:: Stated task ::
Every line with the word "plus" in it should be extracted from the data that follows.

:: Extracted material ::
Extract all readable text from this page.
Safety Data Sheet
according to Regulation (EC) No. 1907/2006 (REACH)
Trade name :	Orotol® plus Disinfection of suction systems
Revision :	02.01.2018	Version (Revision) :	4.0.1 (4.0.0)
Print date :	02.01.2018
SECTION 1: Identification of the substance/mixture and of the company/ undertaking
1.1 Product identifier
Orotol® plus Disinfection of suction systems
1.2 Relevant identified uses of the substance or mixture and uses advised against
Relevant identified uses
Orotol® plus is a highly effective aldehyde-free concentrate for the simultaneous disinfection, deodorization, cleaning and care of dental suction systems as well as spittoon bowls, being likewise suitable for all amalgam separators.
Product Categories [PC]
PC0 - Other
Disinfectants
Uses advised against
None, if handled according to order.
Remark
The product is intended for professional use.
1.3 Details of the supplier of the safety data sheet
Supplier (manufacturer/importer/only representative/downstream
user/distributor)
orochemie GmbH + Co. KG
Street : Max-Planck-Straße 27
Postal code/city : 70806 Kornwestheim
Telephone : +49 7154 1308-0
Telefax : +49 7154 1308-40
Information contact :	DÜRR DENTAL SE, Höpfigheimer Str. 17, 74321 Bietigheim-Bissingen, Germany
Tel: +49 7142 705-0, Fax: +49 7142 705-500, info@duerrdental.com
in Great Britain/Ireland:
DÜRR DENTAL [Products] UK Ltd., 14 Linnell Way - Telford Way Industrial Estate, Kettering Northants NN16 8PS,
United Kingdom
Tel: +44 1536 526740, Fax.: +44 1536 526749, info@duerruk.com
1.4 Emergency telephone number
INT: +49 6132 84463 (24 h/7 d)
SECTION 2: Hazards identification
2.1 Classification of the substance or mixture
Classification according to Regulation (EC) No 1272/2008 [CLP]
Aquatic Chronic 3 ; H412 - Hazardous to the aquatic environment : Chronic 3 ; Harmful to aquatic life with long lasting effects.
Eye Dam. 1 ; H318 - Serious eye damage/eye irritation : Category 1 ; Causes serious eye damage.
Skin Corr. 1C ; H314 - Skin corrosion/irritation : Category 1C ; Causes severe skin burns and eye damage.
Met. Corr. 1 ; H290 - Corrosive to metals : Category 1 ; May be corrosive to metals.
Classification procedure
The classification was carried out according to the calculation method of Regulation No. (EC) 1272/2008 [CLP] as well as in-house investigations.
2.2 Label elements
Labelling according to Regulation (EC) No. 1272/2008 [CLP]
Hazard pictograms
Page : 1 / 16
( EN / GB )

:: Written reply ::
Trade name :	Orotol® plus Disinfection of suction systems
Orotol® plus Disinfection of suction systems
Orotol® plus is a highly effective aldehyde-free concentrate for the simultaneous disinfection, deodorization, cleaning and care of dental suction systems as well as spittoon bowls, being likewise suitable for all amalgam separators.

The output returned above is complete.